**Task statement:** Every record must be written out once more, with nothing added or omitted.

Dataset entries
::::
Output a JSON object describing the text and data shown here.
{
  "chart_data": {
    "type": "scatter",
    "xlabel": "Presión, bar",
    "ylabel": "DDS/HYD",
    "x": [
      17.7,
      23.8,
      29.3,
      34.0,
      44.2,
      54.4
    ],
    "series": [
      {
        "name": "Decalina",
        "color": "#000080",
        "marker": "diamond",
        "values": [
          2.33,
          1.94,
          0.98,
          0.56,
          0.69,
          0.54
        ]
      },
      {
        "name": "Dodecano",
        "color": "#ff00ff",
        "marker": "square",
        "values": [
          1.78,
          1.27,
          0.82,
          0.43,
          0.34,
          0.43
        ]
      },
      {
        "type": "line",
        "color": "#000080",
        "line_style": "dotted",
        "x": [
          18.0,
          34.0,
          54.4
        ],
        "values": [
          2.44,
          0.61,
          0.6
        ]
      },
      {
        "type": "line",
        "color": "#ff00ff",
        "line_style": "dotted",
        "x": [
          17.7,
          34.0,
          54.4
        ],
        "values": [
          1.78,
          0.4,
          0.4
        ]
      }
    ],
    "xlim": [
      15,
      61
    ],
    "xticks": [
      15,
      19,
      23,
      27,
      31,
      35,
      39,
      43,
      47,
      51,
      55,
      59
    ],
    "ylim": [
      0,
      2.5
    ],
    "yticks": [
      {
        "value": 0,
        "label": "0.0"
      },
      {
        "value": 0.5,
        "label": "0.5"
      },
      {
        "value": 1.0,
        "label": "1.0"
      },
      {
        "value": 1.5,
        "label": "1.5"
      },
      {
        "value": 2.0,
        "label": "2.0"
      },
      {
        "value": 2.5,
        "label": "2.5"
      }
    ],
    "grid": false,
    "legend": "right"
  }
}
::::
**Answer to the exercise:**
Output a JSON object describing the text and data shown here.
{
  "chart_data": {
    "type": "scatter",
    "xlabel": "Presión, bar",
    "ylabel": "DDS/HYD",
    "x": [
      17.7,
      23.8,
      29.3,
      34.0,
      44.2,
      54.4
    ],
    "series": [
      {
        "name": "Decalina",
        "color": "#000080",
        "marker": "diamond",
        "values": [
          2.33,
          1.94,
          0.98,
          0.56,
          0.69,
          0.54
        ]
      },
      {
        "name": "Dodecano",
        "color": "#ff00ff",
        "marker": "square",
        "values": [
          1.78,
          1.27,
          0.82,
          0.43,
          0.34,
          0.43
        ]
      },
      {
        "type": "line",
        "color": "#000080",
        "line_style": "dotted",
        "x": [
          18.0,
          34.0,
          54.4
        ],
        "values": [
          2.44,
          0.61,
          0.6
        ]
      },
      {
        "type": "line",
        "color": "#ff00ff",
        "line_style": "dotted",
        "x": [
          17.7,
          34.0,
          54.4
        ],
        "values": [
          1.78,
          0.4,
          0.4
        ]
      }
    ],
    "xlim": [
      15,
      61
    ],
    "xticks": [
      15,
      19,
      23,
      27,
      31,
      35,
      39,
      43,
      47,
      51,
      55,
      59
    ],
    "ylim": [
      0,
      2.5
    ],
    "yticks": [
      {
        "value": 0,
        "label": "0.0"
      },
      {
        "value": 0.5,
        "label": "0.5"
      },
      {
        "value": 1.0,
        "label": "1.0"
      },
      {
        "value": 1.5,
        "label": "1.5"
      },
      {
        "value": 2.0,
        "label": "2.0"
      },
      {
        "value": 2.5,
        "label": "2.5"
      }
    ],
    "grid": false,
    "legend": "right"
  }
}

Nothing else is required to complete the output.